§ **Given instruction**
Scan the following material for the string "text" and copy each line in which it appears.

[Dataset items]

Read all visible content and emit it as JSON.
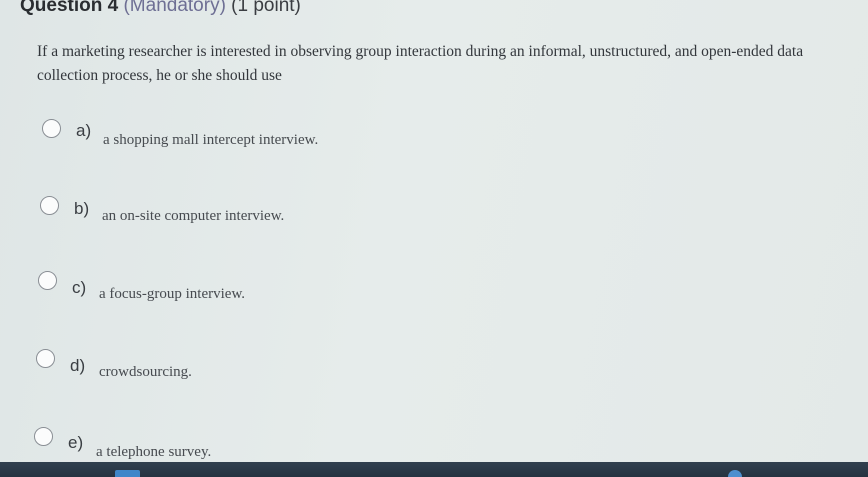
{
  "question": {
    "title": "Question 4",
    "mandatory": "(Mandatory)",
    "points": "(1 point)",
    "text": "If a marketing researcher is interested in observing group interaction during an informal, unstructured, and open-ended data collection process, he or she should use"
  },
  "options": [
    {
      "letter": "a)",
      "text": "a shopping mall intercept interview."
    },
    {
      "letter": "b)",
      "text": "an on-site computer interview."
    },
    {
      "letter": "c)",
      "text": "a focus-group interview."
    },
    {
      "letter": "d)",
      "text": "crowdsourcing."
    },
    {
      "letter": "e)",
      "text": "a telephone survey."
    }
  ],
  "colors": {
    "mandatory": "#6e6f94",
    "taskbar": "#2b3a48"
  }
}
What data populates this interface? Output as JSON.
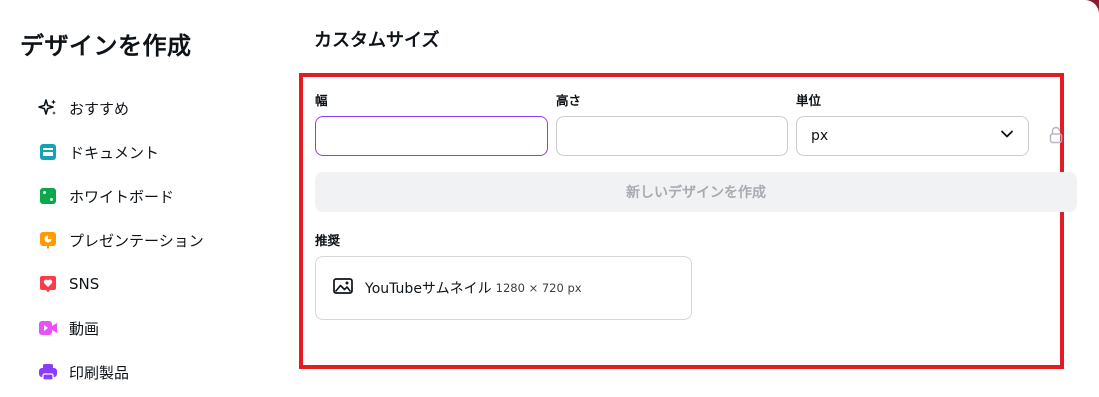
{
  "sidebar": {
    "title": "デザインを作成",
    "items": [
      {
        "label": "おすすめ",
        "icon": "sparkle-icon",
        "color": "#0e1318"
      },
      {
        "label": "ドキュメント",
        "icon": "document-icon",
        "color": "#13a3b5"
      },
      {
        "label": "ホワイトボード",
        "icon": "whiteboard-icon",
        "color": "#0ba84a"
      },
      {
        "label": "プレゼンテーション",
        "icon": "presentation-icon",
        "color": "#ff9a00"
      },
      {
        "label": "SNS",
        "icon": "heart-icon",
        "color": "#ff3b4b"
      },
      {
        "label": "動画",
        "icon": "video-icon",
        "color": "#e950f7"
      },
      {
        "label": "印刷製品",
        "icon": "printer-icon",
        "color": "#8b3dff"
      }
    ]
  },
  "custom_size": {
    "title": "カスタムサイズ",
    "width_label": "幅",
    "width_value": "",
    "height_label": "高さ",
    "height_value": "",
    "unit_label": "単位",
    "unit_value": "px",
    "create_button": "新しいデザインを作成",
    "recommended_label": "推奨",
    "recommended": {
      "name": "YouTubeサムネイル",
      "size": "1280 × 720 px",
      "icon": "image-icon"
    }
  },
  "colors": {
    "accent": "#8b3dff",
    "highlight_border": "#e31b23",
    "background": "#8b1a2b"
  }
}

§ **Answer to the problem**
    "text": "If a marketing researcher is interested in observing group interaction during an informal, unstructured, and open-ended data collection process, he or she should use"
      "text": "a shopping mall intercept interview."
      "text": "an on-site computer interview."
      "text": "a focus-group interview."
      "text": "crowdsourcing."
      "text": "a telephone survey."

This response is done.